(Records excerpted from a collection)
--- begin ---

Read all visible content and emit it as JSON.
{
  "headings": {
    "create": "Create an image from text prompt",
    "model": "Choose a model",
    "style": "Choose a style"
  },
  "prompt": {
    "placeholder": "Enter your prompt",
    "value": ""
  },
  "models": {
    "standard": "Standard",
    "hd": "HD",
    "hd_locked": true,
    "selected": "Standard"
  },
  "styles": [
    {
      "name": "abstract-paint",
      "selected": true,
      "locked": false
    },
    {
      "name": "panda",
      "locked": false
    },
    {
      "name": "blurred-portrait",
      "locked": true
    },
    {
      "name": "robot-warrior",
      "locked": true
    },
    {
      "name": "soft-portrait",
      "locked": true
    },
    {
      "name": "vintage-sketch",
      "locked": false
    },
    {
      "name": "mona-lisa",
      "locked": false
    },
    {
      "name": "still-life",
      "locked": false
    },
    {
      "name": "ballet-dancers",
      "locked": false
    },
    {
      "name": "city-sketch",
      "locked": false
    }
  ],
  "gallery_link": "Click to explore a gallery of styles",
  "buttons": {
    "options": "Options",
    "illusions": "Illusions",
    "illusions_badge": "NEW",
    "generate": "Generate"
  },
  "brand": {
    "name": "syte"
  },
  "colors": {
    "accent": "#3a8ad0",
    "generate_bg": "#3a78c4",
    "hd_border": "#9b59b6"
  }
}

--- end ---

◆ **Problem to work on**
Write each line above out exactly.

◆ **Result of this exercise**
Read all visible content and emit it as JSON.
{
  "headings": {
    "create": "Create an image from text prompt",
    "model": "Choose a model",
    "style": "Choose a style"
  },
  "prompt": {
    "placeholder": "Enter your prompt",
    "value": ""
  },
  "models": {
    "standard": "Standard",
    "hd": "HD",
    "hd_locked": true,
    "selected": "Standard"
  },
  "styles": [
    {
      "name": "abstract-paint",
      "selected": true,
      "locked": false
    },
    {
      "name": "panda",
      "locked": false
    },
    {
      "name": "blurred-portrait",
      "locked": true
    },
    {
      "name": "robot-warrior",
      "locked": true
    },
    {
      "name": "soft-portrait",
      "locked": true
    },
    {
      "name": "vintage-sketch",
      "locked": false
    },
    {
      "name": "mona-lisa",
      "locked": false
    },
    {
      "name": "still-life",
      "locked": false
    },
    {
      "name": "ballet-dancers",
      "locked": false
    },
    {
      "name": "city-sketch",
      "locked": false
    }
  ],
  "gallery_link": "Click to explore a gallery of styles",
  "buttons": {
    "options": "Options",
    "illusions": "Illusions",
    "illusions_badge": "NEW",
    "generate": "Generate"
  },
  "brand": {
    "name": "syte"
  },
  "colors": {
    "accent": "#3a8ad0",
    "generate_bg": "#3a78c4",
    "hd_border": "#9b59b6"
  }
}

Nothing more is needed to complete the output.